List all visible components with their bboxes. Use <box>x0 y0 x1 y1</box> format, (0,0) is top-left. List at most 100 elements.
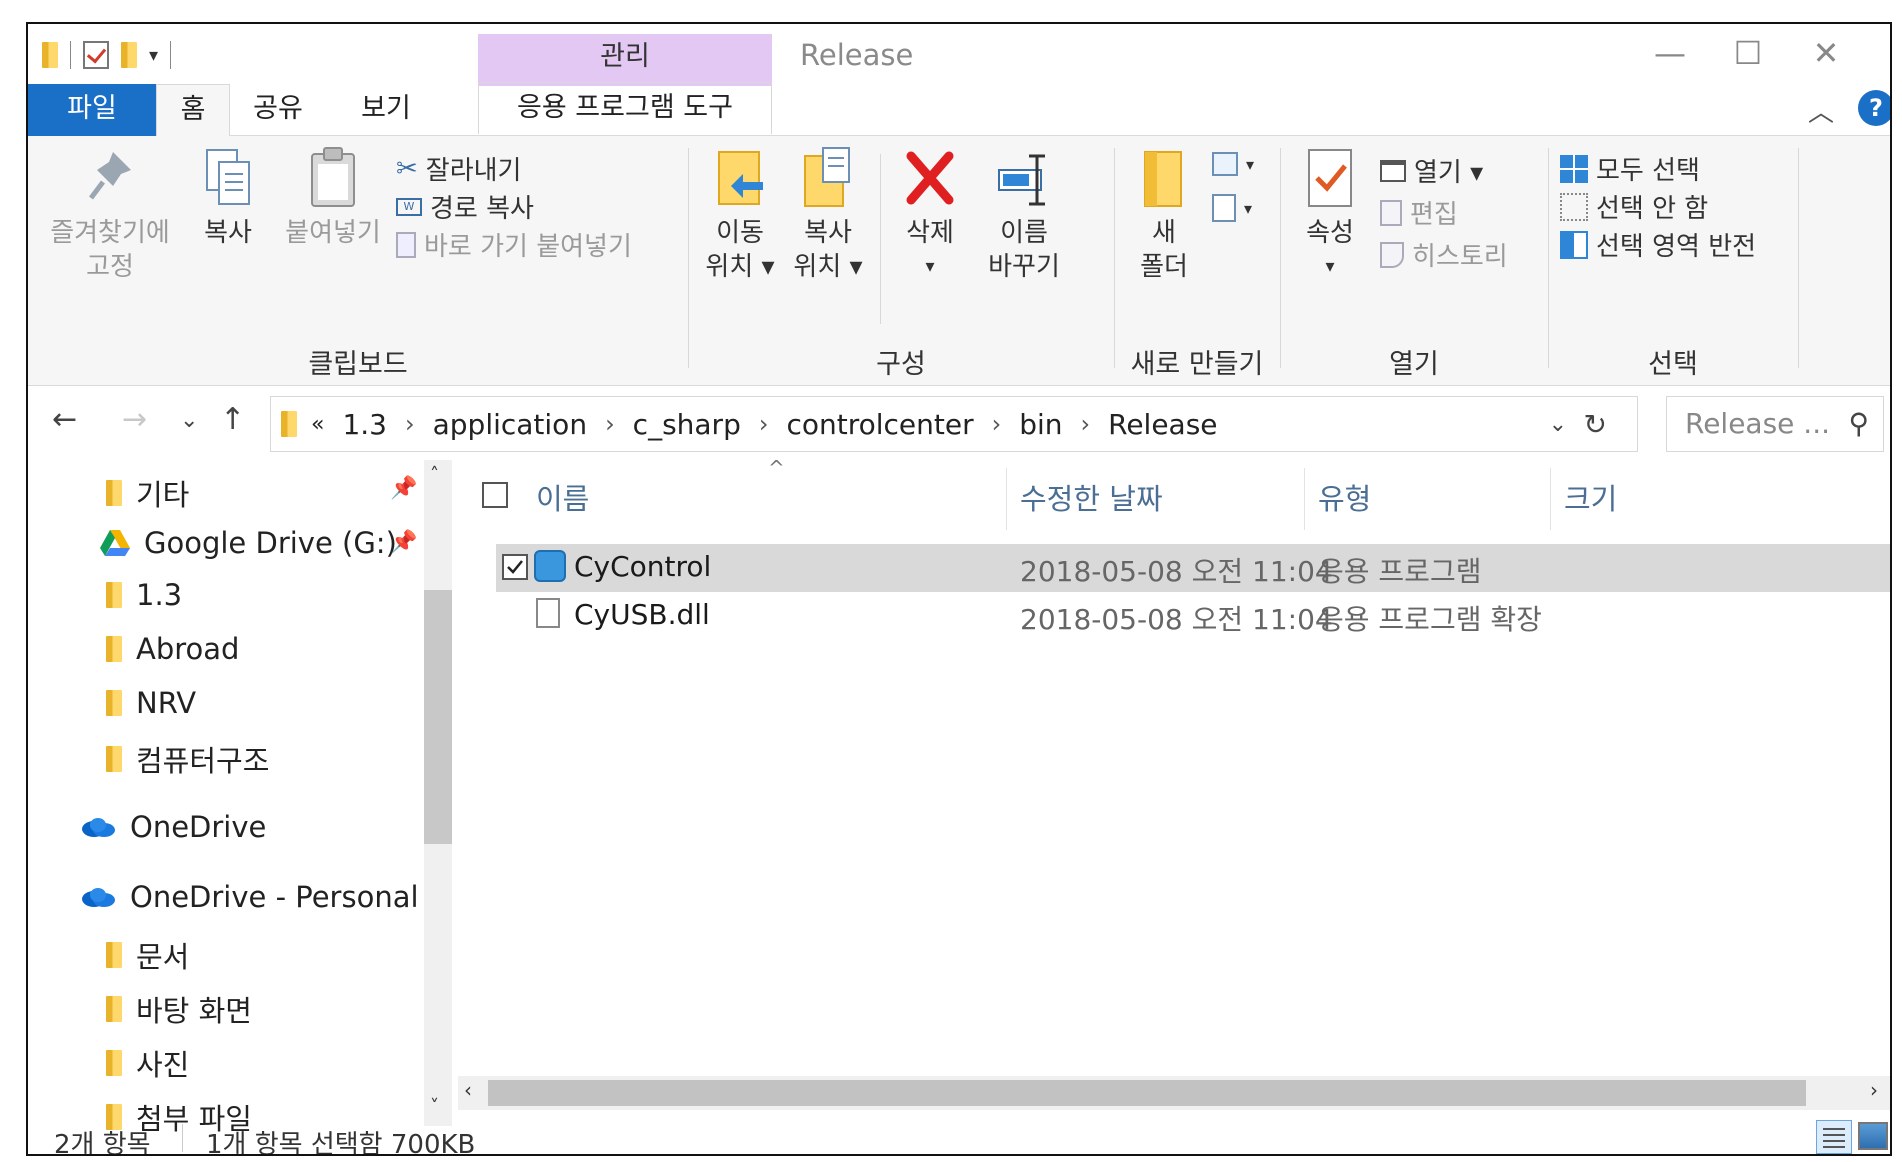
details-view-icon[interactable] <box>1816 1120 1852 1154</box>
tab-app-tools[interactable]: 응용 프로그램 도구 <box>478 82 772 134</box>
scroll-up-icon[interactable]: ˄ <box>430 464 439 485</box>
scrollbar-thumb[interactable] <box>424 590 452 844</box>
nav-item-documents[interactable]: 문서 <box>106 934 189 976</box>
table-row[interactable]: CyUSB.dll 2018-05-08 오전 11:04 응용 프로그램 확장 <box>496 592 1890 640</box>
column-header-name[interactable]: 이름 <box>536 476 589 518</box>
breadcrumb-item[interactable]: 1.3 <box>342 408 387 441</box>
nav-item-gita[interactable]: 기타 <box>106 472 189 514</box>
tab-view[interactable]: 보기 <box>326 84 446 136</box>
open-button[interactable]: 열기 ▾ <box>1380 152 1483 189</box>
divider <box>688 148 689 368</box>
copy-to-button[interactable]: 복사 위치 ▾ <box>788 146 868 284</box>
invert-selection-button[interactable]: 선택 영역 반전 <box>1560 226 1756 263</box>
easy-access-button[interactable]: ▾ <box>1212 194 1252 222</box>
search-input[interactable]: Release ... ⚲ <box>1666 396 1884 452</box>
breadcrumb-item[interactable]: application <box>433 408 587 441</box>
nav-item-label: 컴퓨터구조 <box>136 744 270 778</box>
chevron-down-icon[interactable]: ▾ <box>149 45 158 66</box>
row-checkbox[interactable] <box>502 554 528 580</box>
copy-icon <box>201 146 255 210</box>
chevron-right-icon[interactable]: › <box>405 410 415 438</box>
copy-button[interactable]: 복사 <box>188 146 268 250</box>
tab-share[interactable]: 공유 <box>230 84 326 136</box>
close-button[interactable]: ✕ <box>1796 30 1856 82</box>
paste-button[interactable]: 붙여넣기 <box>278 146 388 250</box>
new-folder-button[interactable]: 새 폴더 <box>1124 146 1204 284</box>
scroll-down-icon[interactable]: ˅ <box>430 1096 439 1117</box>
minimize-button[interactable]: — <box>1640 30 1700 82</box>
column-header-type[interactable]: 유형 <box>1318 476 1371 518</box>
delete-dropdown-icon[interactable]: ▾ <box>890 250 970 284</box>
nav-item-abroad[interactable]: Abroad <box>106 632 239 666</box>
tab-file[interactable]: 파일 <box>28 84 156 136</box>
edit-button[interactable]: 편집 <box>1380 194 1458 231</box>
breadcrumb-item[interactable]: bin <box>1019 408 1062 441</box>
delete-button[interactable]: 삭제 ▾ <box>890 146 970 284</box>
refresh-icon[interactable]: ↻ <box>1584 408 1607 441</box>
chevron-right-icon[interactable]: › <box>605 410 615 438</box>
properties-checkmark-icon[interactable] <box>83 41 109 69</box>
forward-arrow-icon[interactable]: → <box>122 402 147 437</box>
nav-item-nrv[interactable]: NRV <box>106 686 196 720</box>
nav-item-pictures[interactable]: 사진 <box>106 1042 189 1084</box>
new-folder-icon[interactable] <box>121 42 137 68</box>
nav-item-google-drive[interactable]: Google Drive (G:) <box>100 526 397 560</box>
address-bar[interactable]: « 1.3 › application › c_sharp › controlcent… <box>270 396 1638 452</box>
divider <box>1798 148 1799 368</box>
window-title: Release <box>800 38 914 72</box>
copy-path-button[interactable]: W 경로 복사 <box>396 188 534 225</box>
select-all-button[interactable]: 모두 선택 <box>1560 150 1700 187</box>
scroll-right-icon[interactable]: › <box>1870 1078 1878 1102</box>
copy-path-label: 경로 복사 <box>430 194 534 224</box>
select-none-button[interactable]: 선택 안 함 <box>1560 188 1708 225</box>
copy-label: 복사 <box>204 218 252 248</box>
rename-button[interactable]: 이름 바꾸기 <box>974 146 1074 284</box>
nav-item-onedrive-personal[interactable]: OneDrive - Personal <box>80 880 419 914</box>
select-all-checkbox[interactable] <box>482 482 508 508</box>
nav-item-onedrive[interactable]: OneDrive <box>80 810 266 844</box>
rename-icon <box>997 146 1051 210</box>
breadcrumb-item[interactable]: c_sharp <box>633 408 741 441</box>
cut-button[interactable]: ✂ 잘라내기 <box>396 150 521 187</box>
scrollbar-thumb[interactable] <box>488 1080 1806 1106</box>
help-icon[interactable]: ? <box>1858 90 1890 126</box>
up-arrow-icon[interactable]: ↑ <box>220 402 245 437</box>
column-header-date[interactable]: 수정한 날짜 <box>1020 476 1163 518</box>
rename-label: 이름 <box>1000 218 1048 248</box>
properties-label: 속성 <box>1306 218 1354 248</box>
chevron-right-icon[interactable]: › <box>759 410 769 438</box>
sort-ascending-icon: ^ <box>768 456 785 480</box>
column-header-size[interactable]: 크기 <box>1564 476 1617 518</box>
back-arrow-icon[interactable]: ← <box>52 402 77 437</box>
breadcrumb-item[interactable]: controlcenter <box>786 408 973 441</box>
delete-x-icon <box>903 146 957 210</box>
divider <box>182 1124 183 1152</box>
nav-pane-scrollbar[interactable]: ˄ ˅ <box>424 460 452 1126</box>
breadcrumb-overflow[interactable]: « <box>311 412 324 437</box>
move-to-button[interactable]: 이동 위치 ▾ <box>700 146 780 284</box>
file-list-horizontal-scrollbar[interactable]: ‹ › <box>458 1076 1890 1110</box>
history-button[interactable]: 히스토리 <box>1380 236 1508 273</box>
new-item-button[interactable]: ▾ <box>1212 152 1254 176</box>
pin-to-quick-access-button[interactable]: 즐겨찾기에 고정 <box>40 146 180 284</box>
chevron-down-icon: ▾ <box>1246 154 1255 174</box>
recent-locations-chevron-icon[interactable]: ⌄ <box>180 408 198 433</box>
table-row[interactable]: CyControl 2018-05-08 오전 11:04 응용 프로그램 <box>496 544 1890 592</box>
nav-item-1-3[interactable]: 1.3 <box>106 578 182 612</box>
breadcrumb-current[interactable]: Release <box>1108 408 1217 441</box>
collapse-ribbon-icon[interactable]: ︿ <box>1808 92 1834 129</box>
chevron-right-icon[interactable]: › <box>1081 410 1091 438</box>
large-icons-view-icon[interactable] <box>1858 1122 1888 1150</box>
properties-dropdown-icon[interactable]: ▾ <box>1290 250 1370 284</box>
scroll-left-icon[interactable]: ‹ <box>464 1078 472 1102</box>
nav-item-computer-architecture[interactable]: 컴퓨터구조 <box>106 738 269 780</box>
chevron-right-icon[interactable]: › <box>992 410 1002 438</box>
nav-item-desktop[interactable]: 바탕 화면 <box>106 988 252 1030</box>
context-tab-manage[interactable]: 관리 <box>478 34 772 86</box>
maximize-button[interactable]: ☐ <box>1718 30 1778 82</box>
paste-shortcut-button[interactable]: 바로 가기 붙여넣기 <box>396 226 632 263</box>
address-dropdown-icon[interactable]: ⌄ <box>1549 412 1567 437</box>
tab-home[interactable]: 홈 <box>156 84 230 136</box>
google-drive-icon <box>100 530 130 556</box>
properties-button[interactable]: 속성 ▾ <box>1290 146 1370 284</box>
-=-=-
(Description of the task) Gather every line of the entries above that contains the string "right", matching uppercase and lowercase letters exactly.

(Solution to this problem)
chevron-right-icon[interactable]: › <box>405 410 415 438</box>
chevron-right-icon[interactable]: › <box>605 410 615 438</box>
scroll-right-icon[interactable]: › <box>1870 1078 1878 1102</box>
chevron-right-icon[interactable]: › <box>759 410 769 438</box>
chevron-right-icon[interactable]: › <box>1081 410 1091 438</box>
chevron-right-icon[interactable]: › <box>992 410 1002 438</box>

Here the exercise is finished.